(Information provided)
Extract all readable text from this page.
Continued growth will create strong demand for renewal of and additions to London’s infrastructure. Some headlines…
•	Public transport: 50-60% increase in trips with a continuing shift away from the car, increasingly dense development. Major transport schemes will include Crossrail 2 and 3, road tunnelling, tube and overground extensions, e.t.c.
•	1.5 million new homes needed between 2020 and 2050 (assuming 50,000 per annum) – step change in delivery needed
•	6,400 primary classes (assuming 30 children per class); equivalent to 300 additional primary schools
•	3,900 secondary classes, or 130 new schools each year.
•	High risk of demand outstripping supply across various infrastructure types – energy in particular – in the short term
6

(Task objective) From the preceding material, extract every line exactly.

(Response to this task)
Extract all readable text from this page.
Continued growth will create strong demand for renewal of and additions to London’s infrastructure. Some headlines…
•	Public transport: 50-60% increase in trips with a continuing shift away from the car, increasingly dense development. Major transport schemes will include Crossrail 2 and 3, road tunnelling, tube and overground extensions, e.t.c.
•	1.5 million new homes needed between 2020 and 2050 (assuming 50,000 per annum) – step change in delivery needed
•	6,400 primary classes (assuming 30 children per class); equivalent to 300 additional primary schools
•	3,900 secondary classes, or 130 new schools each year.
•	High risk of demand outstripping supply across various infrastructure types – energy in particular – in the short term
6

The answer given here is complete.